Exercise -
Report the number of lines that hold the string "Audio". Leave out any other text.

### Data provided

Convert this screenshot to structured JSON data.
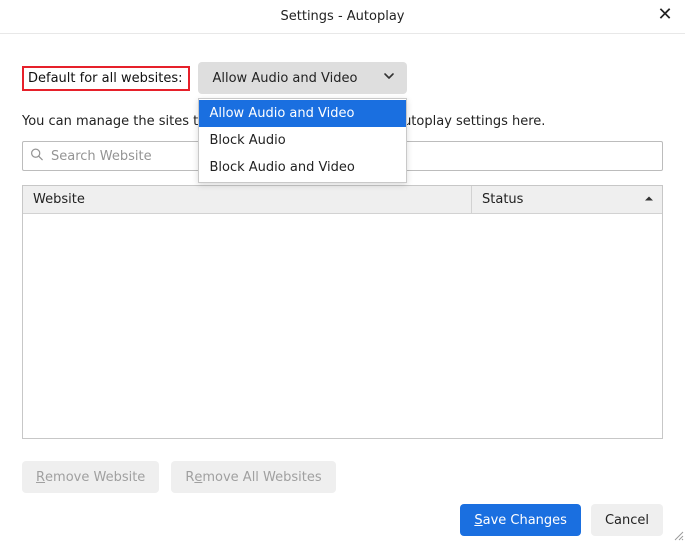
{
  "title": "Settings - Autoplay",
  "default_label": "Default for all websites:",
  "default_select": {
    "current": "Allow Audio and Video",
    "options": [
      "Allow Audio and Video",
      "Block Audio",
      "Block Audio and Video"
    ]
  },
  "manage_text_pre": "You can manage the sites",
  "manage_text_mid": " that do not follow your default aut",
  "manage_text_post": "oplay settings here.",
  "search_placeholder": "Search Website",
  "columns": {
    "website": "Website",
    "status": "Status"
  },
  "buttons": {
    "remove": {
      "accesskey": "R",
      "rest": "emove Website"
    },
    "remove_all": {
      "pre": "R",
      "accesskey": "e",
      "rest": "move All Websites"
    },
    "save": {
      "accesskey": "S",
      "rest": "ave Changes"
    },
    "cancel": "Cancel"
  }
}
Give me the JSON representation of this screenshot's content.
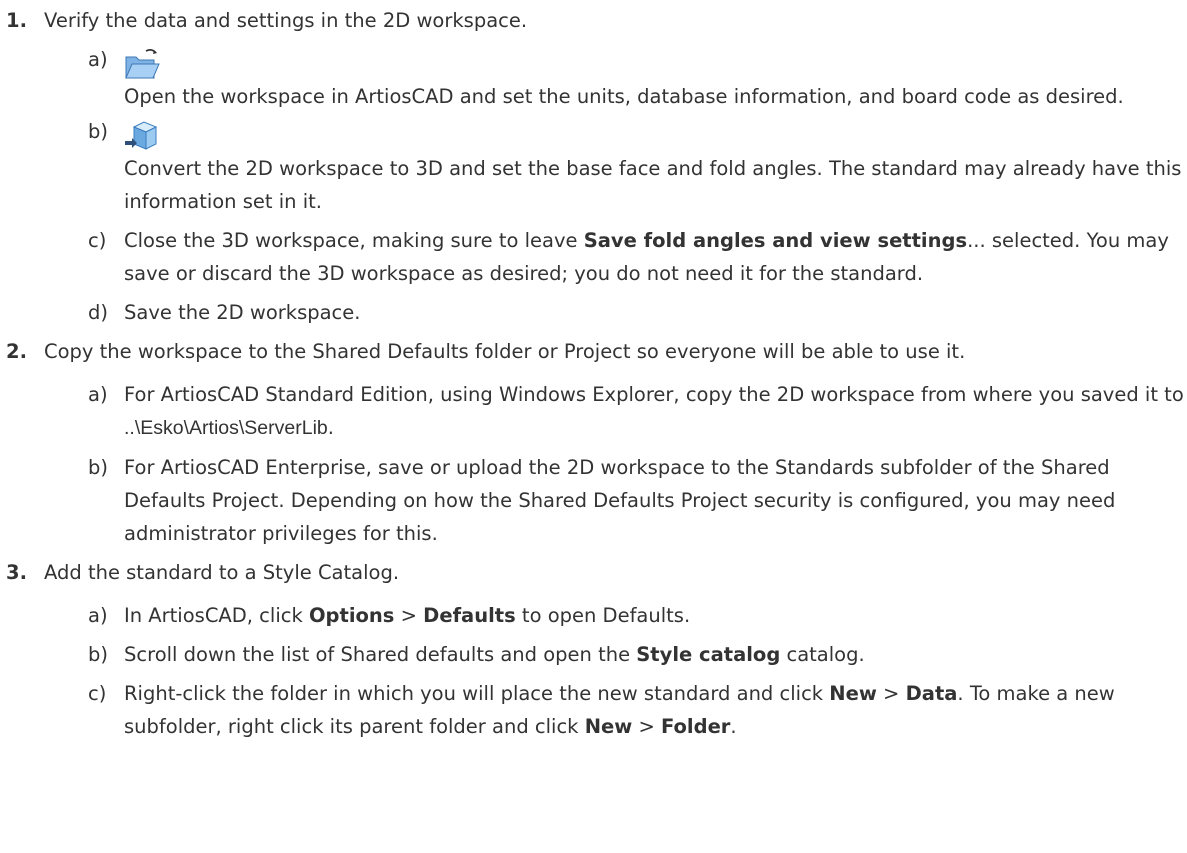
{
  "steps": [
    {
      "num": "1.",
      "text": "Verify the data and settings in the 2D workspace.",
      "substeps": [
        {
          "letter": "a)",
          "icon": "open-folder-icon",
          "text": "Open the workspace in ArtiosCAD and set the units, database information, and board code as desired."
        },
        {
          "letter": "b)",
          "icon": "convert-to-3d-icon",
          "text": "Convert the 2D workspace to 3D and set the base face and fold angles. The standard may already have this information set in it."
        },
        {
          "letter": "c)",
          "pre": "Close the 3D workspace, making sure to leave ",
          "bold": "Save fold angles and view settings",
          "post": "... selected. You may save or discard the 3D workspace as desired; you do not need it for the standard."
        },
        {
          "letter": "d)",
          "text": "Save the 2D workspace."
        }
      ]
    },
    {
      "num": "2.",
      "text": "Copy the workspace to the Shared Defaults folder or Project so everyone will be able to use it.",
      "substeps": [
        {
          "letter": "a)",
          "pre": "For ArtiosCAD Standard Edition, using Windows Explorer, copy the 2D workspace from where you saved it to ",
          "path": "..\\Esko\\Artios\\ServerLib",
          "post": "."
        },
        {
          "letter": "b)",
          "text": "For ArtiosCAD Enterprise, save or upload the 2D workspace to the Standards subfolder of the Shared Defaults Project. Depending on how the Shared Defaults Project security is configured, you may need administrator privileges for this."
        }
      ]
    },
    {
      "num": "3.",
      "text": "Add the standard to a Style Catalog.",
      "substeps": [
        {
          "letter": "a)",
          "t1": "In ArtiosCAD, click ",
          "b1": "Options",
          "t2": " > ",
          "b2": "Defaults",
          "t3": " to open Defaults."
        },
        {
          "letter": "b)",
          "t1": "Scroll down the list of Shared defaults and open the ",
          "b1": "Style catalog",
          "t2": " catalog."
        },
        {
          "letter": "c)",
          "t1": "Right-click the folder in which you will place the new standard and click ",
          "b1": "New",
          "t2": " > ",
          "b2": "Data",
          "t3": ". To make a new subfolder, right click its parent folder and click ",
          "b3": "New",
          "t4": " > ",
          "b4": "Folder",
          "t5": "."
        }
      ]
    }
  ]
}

######

Exercise solution -
4